[Dataset items]

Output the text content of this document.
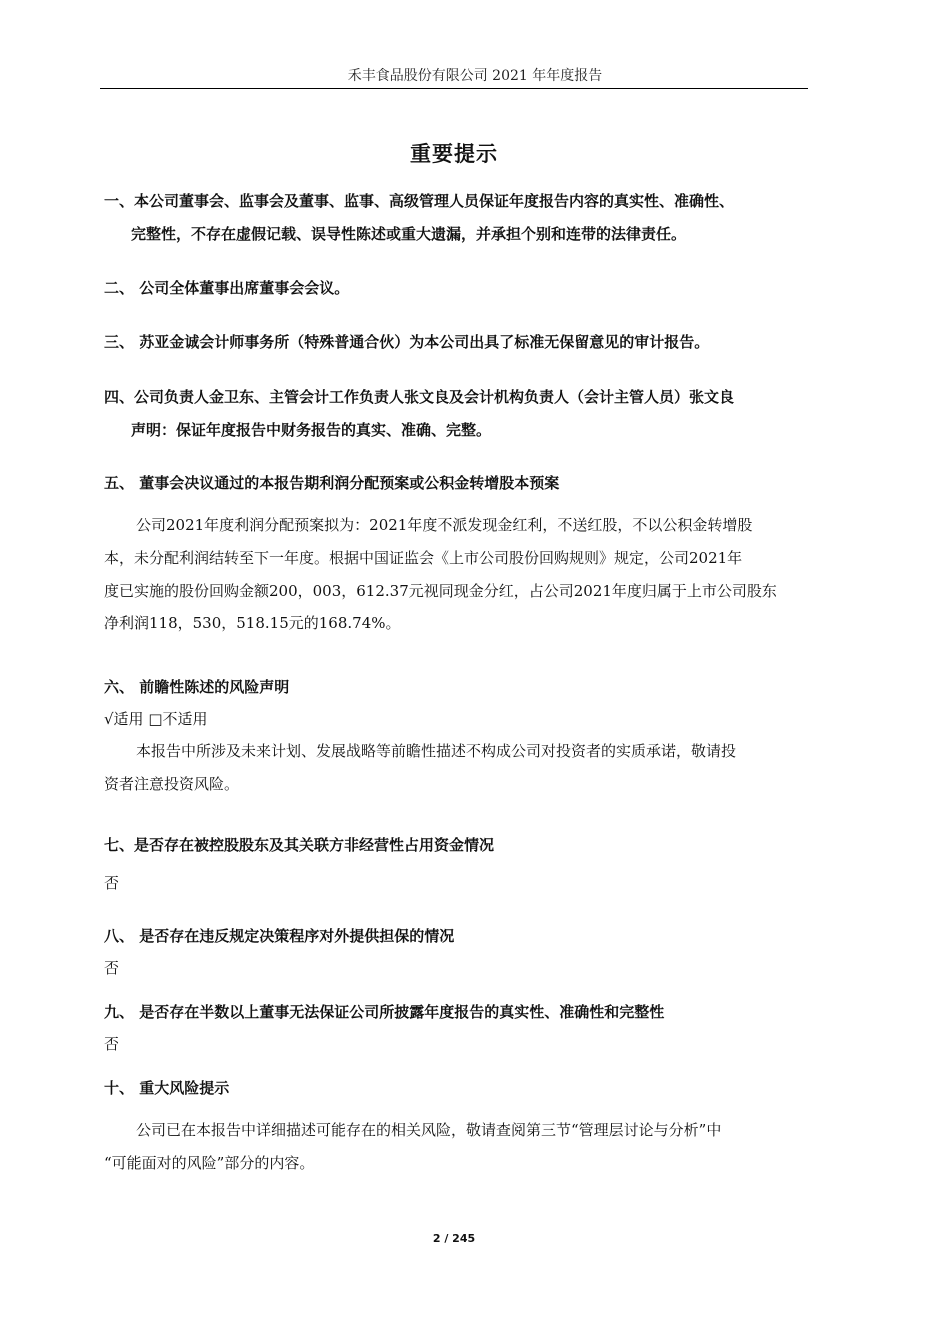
禾丰食品股份有限公司 2021 年年度报告
重要提示
一、本公司董事会、监事会及董事、监事、高级管理人员保证年度报告内容的真实性、准确性、
完整性，不存在虚假记载、误导性陈述或重大遗漏，并承担个别和连带的法律责任。
二、 公司全体董事出席董事会会议。
三、 苏亚金诚会计师事务所（特殊普通合伙）为本公司出具了标准无保留意见的审计报告。
四、公司负责人金卫东、主管会计工作负责人张文良及会计机构负责人（会计主管人员）张文良
声明：保证年度报告中财务报告的真实、准确、完整。
五、 董事会决议通过的本报告期利润分配预案或公积金转增股本预案
公司2021年度利润分配预案拟为：2021年度不派发现金红利，不送红股，不以公积金转增股
本，未分配利润结转至下一年度。根据中国证监会《上市公司股份回购规则》规定，公司2021年
度已实施的股份回购金额200，003，612.37元视同现金分红，占公司2021年度归属于上市公司股东
净利润118，530，518.15元的168.74%。
六、 前瞻性陈述的风险声明
√适用 □不适用
本报告中所涉及未来计划、发展战略等前瞻性描述不构成公司对投资者的实质承诺，敬请投
资者注意投资风险。
七、是否存在被控股股东及其关联方非经营性占用资金情况
否
八、 是否存在违反规定决策程序对外提供担保的情况
否
九、 是否存在半数以上董事无法保证公司所披露年度报告的真实性、准确性和完整性
否
十、 重大风险提示
公司已在本报告中详细描述可能存在的相关风险，敬请查阅第三节“管理层讨论与分析”中
“可能面对的风险”部分的内容。
2 / 245
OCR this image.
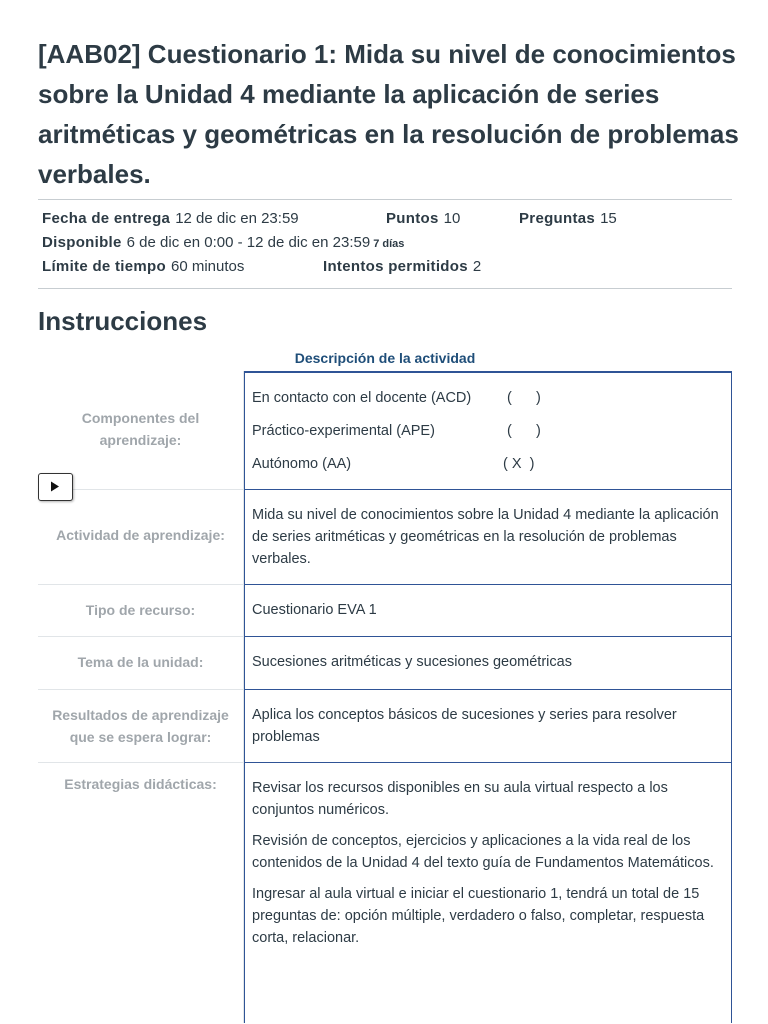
[AAB02] Cuestionario 1: Mida su nivel de conocimientos sobre la Unidad 4 mediante la aplicación de series aritméticas y geométricas en la resolución de problemas verbales.
Fecha de entrega 12 de dic en 23:59	Puntos 10	Preguntas 15
Disponible 6 de dic en 0:00 - 12 de dic en 23:59 7 días
Límite de tiempo 60 minutos	Intentos permitidos 2
Instrucciones
Descripción de la actividad
Componentes del aprendizaje:
En contacto con el docente (ACD) (      )
Práctico-experimental (APE)	(      )
Autónomo (AA)	( X  )
Actividad de aprendizaje:
Mida su nivel de conocimientos sobre la Unidad 4 mediante la aplicación de series aritméticas y geométricas en la resolución de problemas verbales.
Tipo de recurso:	Cuestionario EVA 1
Tema de la unidad:	Sucesiones aritméticas y sucesiones geométricas
Resultados de aprendizaje que se espera lograr:
Aplica los conceptos básicos de sucesiones y series para resolver problemas
Estrategias didácticas:	Revisar los recursos disponibles en su aula virtual respecto a los conjuntos numéricos.

Revisión de conceptos, ejercicios y aplicaciones a la vida real de los contenidos de la Unidad 4 del texto guía de Fundamentos Matemáticos.

Ingresar al aula virtual e iniciar el cuestionario 1, tendrá un total de 15 preguntas de: opción múltiple, verdadero o falso, completar, respuesta corta, relacionar.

Exercise details
Transcribe the listing above verbatim. Omit the pictures.

Answer to the exercise
Output the text content of this document.
禾丰食品股份有限公司 2021 年年度报告
重要提示
一、本公司董事会、监事会及董事、监事、高级管理人员保证年度报告内容的真实性、准确性、
完整性，不存在虚假记载、误导性陈述或重大遗漏，并承担个别和连带的法律责任。
二、 公司全体董事出席董事会会议。
三、 苏亚金诚会计师事务所（特殊普通合伙）为本公司出具了标准无保留意见的审计报告。
四、公司负责人金卫东、主管会计工作负责人张文良及会计机构负责人（会计主管人员）张文良
声明：保证年度报告中财务报告的真实、准确、完整。
五、 董事会决议通过的本报告期利润分配预案或公积金转增股本预案
公司2021年度利润分配预案拟为：2021年度不派发现金红利，不送红股，不以公积金转增股
本，未分配利润结转至下一年度。根据中国证监会《上市公司股份回购规则》规定，公司2021年
度已实施的股份回购金额200，003，612.37元视同现金分红，占公司2021年度归属于上市公司股东
净利润118，530，518.15元的168.74%。
六、 前瞻性陈述的风险声明
√适用 □不适用
本报告中所涉及未来计划、发展战略等前瞻性描述不构成公司对投资者的实质承诺，敬请投
资者注意投资风险。
七、是否存在被控股股东及其关联方非经营性占用资金情况
否
八、 是否存在违反规定决策程序对外提供担保的情况
否
九、 是否存在半数以上董事无法保证公司所披露年度报告的真实性、准确性和完整性
否
十、 重大风险提示
公司已在本报告中详细描述可能存在的相关风险，敬请查阅第三节“管理层讨论与分析”中
“可能面对的风险”部分的内容。
2 / 245
OCR this image.
[AAB02] Cuestionario 1: Mida su nivel de conocimientos sobre la Unidad 4 mediante la aplicación de series aritméticas y geométricas en la resolución de problemas verbales.
Fecha de entrega 12 de dic en 23:59	Puntos 10	Preguntas 15
Disponible 6 de dic en 0:00 - 12 de dic en 23:59 7 días
Límite de tiempo 60 minutos	Intentos permitidos 2
Instrucciones
Descripción de la actividad
Componentes del aprendizaje:
En contacto con el docente (ACD) (      )
Práctico-experimental (APE)	(      )
Autónomo (AA)	( X  )
Actividad de aprendizaje:
Mida su nivel de conocimientos sobre la Unidad 4 mediante la aplicación de series aritméticas y geométricas en la resolución de problemas verbales.
Tipo de recurso:	Cuestionario EVA 1
Tema de la unidad:	Sucesiones aritméticas y sucesiones geométricas
Resultados de aprendizaje que se espera lograr:
Aplica los conceptos básicos de sucesiones y series para resolver problemas
Estrategias didácticas:	Revisar los recursos disponibles en su aula virtual respecto a los conjuntos numéricos.

Revisión de conceptos, ejercicios y aplicaciones a la vida real de los contenidos de la Unidad 4 del texto guía de Fundamentos Matemáticos.

Ingresar al aula virtual e iniciar el cuestionario 1, tendrá un total de 15 preguntas de: opción múltiple, verdadero o falso, completar, respuesta corta, relacionar.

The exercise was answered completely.